[Begin Supplied records]
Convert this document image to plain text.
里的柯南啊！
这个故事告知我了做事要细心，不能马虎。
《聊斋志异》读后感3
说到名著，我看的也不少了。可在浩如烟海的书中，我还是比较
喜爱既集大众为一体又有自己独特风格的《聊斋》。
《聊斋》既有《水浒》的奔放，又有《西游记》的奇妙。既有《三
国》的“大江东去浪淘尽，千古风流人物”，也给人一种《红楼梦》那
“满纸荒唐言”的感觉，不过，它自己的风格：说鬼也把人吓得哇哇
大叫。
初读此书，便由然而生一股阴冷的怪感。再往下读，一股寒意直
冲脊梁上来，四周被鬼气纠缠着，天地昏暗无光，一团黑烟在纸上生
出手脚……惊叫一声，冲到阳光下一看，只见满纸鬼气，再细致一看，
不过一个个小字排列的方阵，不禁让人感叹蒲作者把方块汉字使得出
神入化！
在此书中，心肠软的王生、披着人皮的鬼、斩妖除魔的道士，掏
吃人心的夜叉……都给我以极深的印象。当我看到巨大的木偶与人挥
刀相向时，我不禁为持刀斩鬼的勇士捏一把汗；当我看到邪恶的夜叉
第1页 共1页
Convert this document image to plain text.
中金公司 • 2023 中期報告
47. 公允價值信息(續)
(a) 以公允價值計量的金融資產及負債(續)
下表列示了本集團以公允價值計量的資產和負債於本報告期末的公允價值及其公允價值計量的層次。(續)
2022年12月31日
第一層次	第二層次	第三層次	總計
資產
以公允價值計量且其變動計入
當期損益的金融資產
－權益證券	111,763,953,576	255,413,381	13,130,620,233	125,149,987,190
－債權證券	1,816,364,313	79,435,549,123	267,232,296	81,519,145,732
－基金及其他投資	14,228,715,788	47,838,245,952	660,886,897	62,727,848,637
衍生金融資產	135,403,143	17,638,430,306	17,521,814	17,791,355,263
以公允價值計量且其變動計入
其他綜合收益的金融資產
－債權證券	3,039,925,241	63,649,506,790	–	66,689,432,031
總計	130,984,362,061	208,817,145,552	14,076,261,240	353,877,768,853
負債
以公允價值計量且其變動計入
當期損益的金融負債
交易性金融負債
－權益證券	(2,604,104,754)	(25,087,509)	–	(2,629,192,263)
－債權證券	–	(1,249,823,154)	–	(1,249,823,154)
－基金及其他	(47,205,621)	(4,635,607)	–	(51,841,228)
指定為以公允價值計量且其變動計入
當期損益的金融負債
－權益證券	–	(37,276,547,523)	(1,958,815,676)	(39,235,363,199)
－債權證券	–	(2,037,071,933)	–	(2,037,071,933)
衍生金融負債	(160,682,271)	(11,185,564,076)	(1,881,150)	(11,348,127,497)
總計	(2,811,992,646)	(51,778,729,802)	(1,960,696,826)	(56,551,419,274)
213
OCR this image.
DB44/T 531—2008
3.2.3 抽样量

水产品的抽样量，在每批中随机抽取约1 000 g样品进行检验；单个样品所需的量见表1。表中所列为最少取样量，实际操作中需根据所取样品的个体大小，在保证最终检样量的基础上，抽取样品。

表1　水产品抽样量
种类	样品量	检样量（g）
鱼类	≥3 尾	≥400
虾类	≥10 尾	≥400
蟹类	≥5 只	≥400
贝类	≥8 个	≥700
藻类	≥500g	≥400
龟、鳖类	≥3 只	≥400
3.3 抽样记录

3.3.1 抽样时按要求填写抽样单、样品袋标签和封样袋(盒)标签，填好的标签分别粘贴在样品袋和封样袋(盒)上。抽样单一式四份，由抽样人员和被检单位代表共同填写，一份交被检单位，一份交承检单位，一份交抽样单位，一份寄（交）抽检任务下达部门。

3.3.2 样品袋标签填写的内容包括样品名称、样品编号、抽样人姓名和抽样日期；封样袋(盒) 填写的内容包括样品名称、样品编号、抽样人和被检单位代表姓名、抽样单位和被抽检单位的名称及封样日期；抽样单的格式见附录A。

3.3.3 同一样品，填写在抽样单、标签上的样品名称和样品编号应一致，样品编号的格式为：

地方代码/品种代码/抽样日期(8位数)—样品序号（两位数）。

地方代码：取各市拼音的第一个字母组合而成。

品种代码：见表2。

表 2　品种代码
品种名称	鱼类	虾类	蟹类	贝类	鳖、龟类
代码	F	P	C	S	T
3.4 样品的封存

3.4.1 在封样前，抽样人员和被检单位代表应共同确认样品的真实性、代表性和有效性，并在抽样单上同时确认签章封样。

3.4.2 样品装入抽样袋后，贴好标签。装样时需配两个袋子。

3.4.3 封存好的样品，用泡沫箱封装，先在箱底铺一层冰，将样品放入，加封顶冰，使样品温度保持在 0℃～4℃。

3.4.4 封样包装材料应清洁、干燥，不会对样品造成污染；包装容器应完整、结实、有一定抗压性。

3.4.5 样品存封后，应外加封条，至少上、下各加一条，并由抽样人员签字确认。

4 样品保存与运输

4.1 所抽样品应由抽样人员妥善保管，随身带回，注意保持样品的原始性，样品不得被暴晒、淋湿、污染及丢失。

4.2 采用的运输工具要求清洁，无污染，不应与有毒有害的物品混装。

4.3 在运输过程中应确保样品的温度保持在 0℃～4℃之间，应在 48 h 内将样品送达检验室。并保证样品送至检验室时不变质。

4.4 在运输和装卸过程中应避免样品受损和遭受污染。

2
[End Supplied records]
Exercise details >>
Output the entries exactly.

Final result >>
Convert this document image to plain text.
里的柯南啊！
这个故事告知我了做事要细心，不能马虎。
《聊斋志异》读后感3
说到名著，我看的也不少了。可在浩如烟海的书中，我还是比较
喜爱既集大众为一体又有自己独特风格的《聊斋》。
《聊斋》既有《水浒》的奔放，又有《西游记》的奇妙。既有《三
国》的“大江东去浪淘尽，千古风流人物”，也给人一种《红楼梦》那
“满纸荒唐言”的感觉，不过，它自己的风格：说鬼也把人吓得哇哇
大叫。
初读此书，便由然而生一股阴冷的怪感。再往下读，一股寒意直
冲脊梁上来，四周被鬼气纠缠着，天地昏暗无光，一团黑烟在纸上生
出手脚……惊叫一声，冲到阳光下一看，只见满纸鬼气，再细致一看，
不过一个个小字排列的方阵，不禁让人感叹蒲作者把方块汉字使得出
神入化！
在此书中，心肠软的王生、披着人皮的鬼、斩妖除魔的道士，掏
吃人心的夜叉……都给我以极深的印象。当我看到巨大的木偶与人挥
刀相向时，我不禁为持刀斩鬼的勇士捏一把汗；当我看到邪恶的夜叉
第1页 共1页
Convert this document image to plain text.
中金公司 • 2023 中期報告
47. 公允價值信息(續)
(a) 以公允價值計量的金融資產及負債(續)
下表列示了本集團以公允價值計量的資產和負債於本報告期末的公允價值及其公允價值計量的層次。(續)
2022年12月31日
第一層次	第二層次	第三層次	總計
資產
以公允價值計量且其變動計入
當期損益的金融資產
－權益證券	111,763,953,576	255,413,381	13,130,620,233	125,149,987,190
－債權證券	1,816,364,313	79,435,549,123	267,232,296	81,519,145,732
－基金及其他投資	14,228,715,788	47,838,245,952	660,886,897	62,727,848,637
衍生金融資產	135,403,143	17,638,430,306	17,521,814	17,791,355,263
以公允價值計量且其變動計入
其他綜合收益的金融資產
－債權證券	3,039,925,241	63,649,506,790	–	66,689,432,031
總計	130,984,362,061	208,817,145,552	14,076,261,240	353,877,768,853
負債
以公允價值計量且其變動計入
當期損益的金融負債
交易性金融負債
－權益證券	(2,604,104,754)	(25,087,509)	–	(2,629,192,263)
－債權證券	–	(1,249,823,154)	–	(1,249,823,154)
－基金及其他	(47,205,621)	(4,635,607)	–	(51,841,228)
指定為以公允價值計量且其變動計入
當期損益的金融負債
－權益證券	–	(37,276,547,523)	(1,958,815,676)	(39,235,363,199)
－債權證券	–	(2,037,071,933)	–	(2,037,071,933)
衍生金融負債	(160,682,271)	(11,185,564,076)	(1,881,150)	(11,348,127,497)
總計	(2,811,992,646)	(51,778,729,802)	(1,960,696,826)	(56,551,419,274)
213
OCR this image.
DB44/T 531—2008
3.2.3 抽样量

水产品的抽样量，在每批中随机抽取约1 000 g样品进行检验；单个样品所需的量见表1。表中所列为最少取样量，实际操作中需根据所取样品的个体大小，在保证最终检样量的基础上，抽取样品。

表1　水产品抽样量
种类	样品量	检样量（g）
鱼类	≥3 尾	≥400
虾类	≥10 尾	≥400
蟹类	≥5 只	≥400
贝类	≥8 个	≥700
藻类	≥500g	≥400
龟、鳖类	≥3 只	≥400
3.3 抽样记录

3.3.1 抽样时按要求填写抽样单、样品袋标签和封样袋(盒)标签，填好的标签分别粘贴在样品袋和封样袋(盒)上。抽样单一式四份，由抽样人员和被检单位代表共同填写，一份交被检单位，一份交承检单位，一份交抽样单位，一份寄（交）抽检任务下达部门。

3.3.2 样品袋标签填写的内容包括样品名称、样品编号、抽样人姓名和抽样日期；封样袋(盒) 填写的内容包括样品名称、样品编号、抽样人和被检单位代表姓名、抽样单位和被抽检单位的名称及封样日期；抽样单的格式见附录A。

3.3.3 同一样品，填写在抽样单、标签上的样品名称和样品编号应一致，样品编号的格式为：

地方代码/品种代码/抽样日期(8位数)—样品序号（两位数）。

地方代码：取各市拼音的第一个字母组合而成。

品种代码：见表2。

表 2　品种代码
品种名称	鱼类	虾类	蟹类	贝类	鳖、龟类
代码	F	P	C	S	T
3.4 样品的封存

3.4.1 在封样前，抽样人员和被检单位代表应共同确认样品的真实性、代表性和有效性，并在抽样单上同时确认签章封样。

3.4.2 样品装入抽样袋后，贴好标签。装样时需配两个袋子。

3.4.3 封存好的样品，用泡沫箱封装，先在箱底铺一层冰，将样品放入，加封顶冰，使样品温度保持在 0℃～4℃。

3.4.4 封样包装材料应清洁、干燥，不会对样品造成污染；包装容器应完整、结实、有一定抗压性。

3.4.5 样品存封后，应外加封条，至少上、下各加一条，并由抽样人员签字确认。

4 样品保存与运输

4.1 所抽样品应由抽样人员妥善保管，随身带回，注意保持样品的原始性，样品不得被暴晒、淋湿、污染及丢失。

4.2 采用的运输工具要求清洁，无污染，不应与有毒有害的物品混装。

4.3 在运输过程中应确保样品的温度保持在 0℃～4℃之间，应在 48 h 内将样品送达检验室。并保证样品送至检验室时不变质。

4.4 在运输和装卸过程中应避免样品受损和遭受污染。

2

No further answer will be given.